PROBLEM TO SOLVE: Scan the lines below for "Código"; report the number of lines that contain it, and only that.

==== RECORDS PROVIDED

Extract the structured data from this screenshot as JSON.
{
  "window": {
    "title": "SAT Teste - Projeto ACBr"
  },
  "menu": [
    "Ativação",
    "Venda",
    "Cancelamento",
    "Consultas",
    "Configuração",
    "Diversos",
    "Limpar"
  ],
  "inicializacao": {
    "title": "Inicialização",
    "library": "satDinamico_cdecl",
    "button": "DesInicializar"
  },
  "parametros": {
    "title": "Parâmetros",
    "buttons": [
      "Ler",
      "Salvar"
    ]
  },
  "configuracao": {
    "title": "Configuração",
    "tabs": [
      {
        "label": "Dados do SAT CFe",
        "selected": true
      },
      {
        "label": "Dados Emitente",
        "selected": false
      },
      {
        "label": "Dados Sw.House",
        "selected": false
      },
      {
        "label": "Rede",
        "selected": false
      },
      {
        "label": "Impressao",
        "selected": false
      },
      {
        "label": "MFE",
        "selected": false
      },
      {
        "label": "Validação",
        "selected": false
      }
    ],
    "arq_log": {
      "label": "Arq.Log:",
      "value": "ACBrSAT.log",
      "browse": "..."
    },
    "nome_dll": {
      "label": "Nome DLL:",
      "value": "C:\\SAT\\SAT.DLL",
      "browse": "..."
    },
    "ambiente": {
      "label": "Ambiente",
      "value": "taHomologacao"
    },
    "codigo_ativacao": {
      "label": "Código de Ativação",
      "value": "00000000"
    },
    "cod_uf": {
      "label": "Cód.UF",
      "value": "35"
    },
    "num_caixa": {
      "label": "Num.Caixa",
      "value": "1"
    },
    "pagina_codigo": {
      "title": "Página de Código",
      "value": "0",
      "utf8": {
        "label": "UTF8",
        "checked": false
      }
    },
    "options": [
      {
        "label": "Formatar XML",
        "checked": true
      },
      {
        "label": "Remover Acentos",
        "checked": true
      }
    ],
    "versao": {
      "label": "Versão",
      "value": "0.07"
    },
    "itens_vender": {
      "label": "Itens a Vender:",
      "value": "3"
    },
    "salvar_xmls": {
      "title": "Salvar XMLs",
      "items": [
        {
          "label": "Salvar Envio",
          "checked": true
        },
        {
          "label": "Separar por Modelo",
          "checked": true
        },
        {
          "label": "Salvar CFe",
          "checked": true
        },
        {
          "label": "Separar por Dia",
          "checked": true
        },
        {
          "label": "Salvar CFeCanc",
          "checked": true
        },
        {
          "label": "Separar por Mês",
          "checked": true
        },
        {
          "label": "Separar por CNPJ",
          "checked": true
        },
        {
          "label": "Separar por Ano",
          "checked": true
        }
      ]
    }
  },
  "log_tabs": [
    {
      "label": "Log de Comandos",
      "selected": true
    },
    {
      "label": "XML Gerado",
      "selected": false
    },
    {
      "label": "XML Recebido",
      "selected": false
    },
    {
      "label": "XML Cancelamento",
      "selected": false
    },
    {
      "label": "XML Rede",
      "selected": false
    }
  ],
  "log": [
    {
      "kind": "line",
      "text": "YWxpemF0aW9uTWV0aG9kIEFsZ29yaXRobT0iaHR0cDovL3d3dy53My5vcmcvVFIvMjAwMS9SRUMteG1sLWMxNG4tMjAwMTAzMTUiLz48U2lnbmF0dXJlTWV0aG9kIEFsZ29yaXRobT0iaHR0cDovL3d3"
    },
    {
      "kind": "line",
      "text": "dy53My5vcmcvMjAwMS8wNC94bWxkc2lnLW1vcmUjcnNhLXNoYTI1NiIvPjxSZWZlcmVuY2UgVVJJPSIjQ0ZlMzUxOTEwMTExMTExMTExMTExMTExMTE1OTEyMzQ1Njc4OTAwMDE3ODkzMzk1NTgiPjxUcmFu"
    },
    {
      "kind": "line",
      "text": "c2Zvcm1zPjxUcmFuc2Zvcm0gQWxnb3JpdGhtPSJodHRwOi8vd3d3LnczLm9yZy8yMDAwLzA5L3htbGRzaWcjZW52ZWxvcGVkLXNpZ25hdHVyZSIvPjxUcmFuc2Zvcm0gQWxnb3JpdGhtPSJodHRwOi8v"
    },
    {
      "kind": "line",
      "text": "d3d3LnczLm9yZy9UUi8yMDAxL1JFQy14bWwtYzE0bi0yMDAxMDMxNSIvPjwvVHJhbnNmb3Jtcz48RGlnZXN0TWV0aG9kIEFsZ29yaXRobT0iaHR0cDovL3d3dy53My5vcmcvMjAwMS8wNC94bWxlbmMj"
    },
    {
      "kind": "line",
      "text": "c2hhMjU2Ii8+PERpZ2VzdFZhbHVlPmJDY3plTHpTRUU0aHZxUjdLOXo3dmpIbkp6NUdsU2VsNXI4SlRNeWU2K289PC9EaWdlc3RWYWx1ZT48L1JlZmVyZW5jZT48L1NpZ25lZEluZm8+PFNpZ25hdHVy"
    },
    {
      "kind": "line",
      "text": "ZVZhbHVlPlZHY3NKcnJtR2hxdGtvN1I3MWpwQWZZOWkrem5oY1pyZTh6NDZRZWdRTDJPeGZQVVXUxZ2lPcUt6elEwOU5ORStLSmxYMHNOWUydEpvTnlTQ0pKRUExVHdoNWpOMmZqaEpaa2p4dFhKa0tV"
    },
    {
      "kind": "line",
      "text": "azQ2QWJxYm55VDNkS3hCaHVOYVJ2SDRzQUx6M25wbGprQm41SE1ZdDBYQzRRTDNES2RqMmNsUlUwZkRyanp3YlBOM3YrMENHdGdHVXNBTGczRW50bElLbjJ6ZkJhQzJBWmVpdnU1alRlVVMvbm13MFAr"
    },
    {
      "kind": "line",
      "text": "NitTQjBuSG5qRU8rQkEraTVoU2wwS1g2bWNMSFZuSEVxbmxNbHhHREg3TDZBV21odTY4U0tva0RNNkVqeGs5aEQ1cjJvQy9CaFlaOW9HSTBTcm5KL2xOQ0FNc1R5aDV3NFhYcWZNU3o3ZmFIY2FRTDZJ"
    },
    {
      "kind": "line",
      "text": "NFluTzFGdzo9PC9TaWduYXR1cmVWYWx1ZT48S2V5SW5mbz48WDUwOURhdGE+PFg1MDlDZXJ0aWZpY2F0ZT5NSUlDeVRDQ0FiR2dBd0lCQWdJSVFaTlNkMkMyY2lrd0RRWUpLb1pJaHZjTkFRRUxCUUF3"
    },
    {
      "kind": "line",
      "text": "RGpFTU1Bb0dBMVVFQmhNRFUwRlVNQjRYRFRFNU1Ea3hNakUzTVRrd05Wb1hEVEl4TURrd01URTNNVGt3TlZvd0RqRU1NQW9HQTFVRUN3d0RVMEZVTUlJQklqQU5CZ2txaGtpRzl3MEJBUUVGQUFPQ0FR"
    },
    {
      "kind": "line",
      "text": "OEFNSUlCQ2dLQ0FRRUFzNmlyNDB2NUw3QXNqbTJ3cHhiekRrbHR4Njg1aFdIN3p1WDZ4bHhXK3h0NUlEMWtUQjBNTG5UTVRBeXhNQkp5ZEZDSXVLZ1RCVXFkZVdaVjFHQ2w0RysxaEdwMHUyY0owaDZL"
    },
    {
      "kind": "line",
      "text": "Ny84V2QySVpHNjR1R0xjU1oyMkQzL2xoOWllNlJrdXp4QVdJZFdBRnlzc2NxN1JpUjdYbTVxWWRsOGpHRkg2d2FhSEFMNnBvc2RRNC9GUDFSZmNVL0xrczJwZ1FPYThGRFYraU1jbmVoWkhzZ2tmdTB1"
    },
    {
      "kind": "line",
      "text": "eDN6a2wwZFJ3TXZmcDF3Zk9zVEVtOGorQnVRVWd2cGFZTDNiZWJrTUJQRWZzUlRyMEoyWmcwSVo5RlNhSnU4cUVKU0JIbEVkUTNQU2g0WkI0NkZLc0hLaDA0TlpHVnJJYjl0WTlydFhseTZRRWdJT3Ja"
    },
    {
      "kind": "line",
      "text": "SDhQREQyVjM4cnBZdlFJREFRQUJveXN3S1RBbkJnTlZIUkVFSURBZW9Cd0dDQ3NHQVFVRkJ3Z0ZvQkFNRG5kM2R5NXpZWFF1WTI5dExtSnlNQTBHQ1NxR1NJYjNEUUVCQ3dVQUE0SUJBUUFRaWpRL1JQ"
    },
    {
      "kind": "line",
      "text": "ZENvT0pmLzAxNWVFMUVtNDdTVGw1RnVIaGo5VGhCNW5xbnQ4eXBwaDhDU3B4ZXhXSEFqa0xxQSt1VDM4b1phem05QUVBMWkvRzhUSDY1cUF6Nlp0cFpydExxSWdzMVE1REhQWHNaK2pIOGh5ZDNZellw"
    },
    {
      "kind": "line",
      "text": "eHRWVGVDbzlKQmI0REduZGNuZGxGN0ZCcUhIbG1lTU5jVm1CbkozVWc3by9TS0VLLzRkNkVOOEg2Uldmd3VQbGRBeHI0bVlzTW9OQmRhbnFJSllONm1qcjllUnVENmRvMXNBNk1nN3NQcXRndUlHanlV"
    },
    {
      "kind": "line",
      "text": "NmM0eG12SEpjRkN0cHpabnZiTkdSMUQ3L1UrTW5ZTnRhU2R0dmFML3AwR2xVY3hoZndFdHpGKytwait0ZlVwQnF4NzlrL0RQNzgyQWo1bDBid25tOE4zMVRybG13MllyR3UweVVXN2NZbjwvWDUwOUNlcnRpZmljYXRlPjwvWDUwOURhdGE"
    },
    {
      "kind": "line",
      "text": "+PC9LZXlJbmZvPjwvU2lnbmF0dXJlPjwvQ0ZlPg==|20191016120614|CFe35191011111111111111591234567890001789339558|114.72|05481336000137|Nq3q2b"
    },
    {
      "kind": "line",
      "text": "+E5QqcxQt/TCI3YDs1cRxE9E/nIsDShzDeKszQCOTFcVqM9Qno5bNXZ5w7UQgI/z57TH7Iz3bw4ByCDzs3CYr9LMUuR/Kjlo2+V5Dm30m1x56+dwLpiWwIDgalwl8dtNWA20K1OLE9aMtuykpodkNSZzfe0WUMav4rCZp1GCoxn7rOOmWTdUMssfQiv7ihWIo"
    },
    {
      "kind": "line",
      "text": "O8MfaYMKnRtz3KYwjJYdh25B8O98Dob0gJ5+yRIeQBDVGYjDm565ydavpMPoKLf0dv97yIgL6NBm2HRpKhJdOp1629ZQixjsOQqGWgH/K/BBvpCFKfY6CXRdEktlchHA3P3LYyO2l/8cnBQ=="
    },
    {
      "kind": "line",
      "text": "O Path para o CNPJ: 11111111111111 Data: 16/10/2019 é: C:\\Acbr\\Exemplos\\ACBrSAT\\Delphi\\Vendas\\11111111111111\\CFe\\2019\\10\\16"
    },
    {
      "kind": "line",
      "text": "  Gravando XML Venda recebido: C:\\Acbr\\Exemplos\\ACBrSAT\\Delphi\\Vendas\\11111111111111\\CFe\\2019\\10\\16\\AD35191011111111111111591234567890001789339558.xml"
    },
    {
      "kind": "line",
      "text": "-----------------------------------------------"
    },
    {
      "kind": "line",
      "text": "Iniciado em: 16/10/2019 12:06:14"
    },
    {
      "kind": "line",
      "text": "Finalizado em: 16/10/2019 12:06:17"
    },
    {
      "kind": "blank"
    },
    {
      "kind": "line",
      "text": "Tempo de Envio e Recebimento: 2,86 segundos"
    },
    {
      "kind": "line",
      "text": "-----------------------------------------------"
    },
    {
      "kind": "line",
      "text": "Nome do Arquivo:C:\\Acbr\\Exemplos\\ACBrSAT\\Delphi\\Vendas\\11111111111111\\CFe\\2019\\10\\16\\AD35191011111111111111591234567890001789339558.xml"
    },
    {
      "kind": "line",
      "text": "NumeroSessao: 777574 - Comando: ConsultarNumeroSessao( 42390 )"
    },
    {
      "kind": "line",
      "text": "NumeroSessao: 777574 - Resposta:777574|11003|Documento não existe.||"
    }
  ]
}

========

EXERCISE ANSWER: 2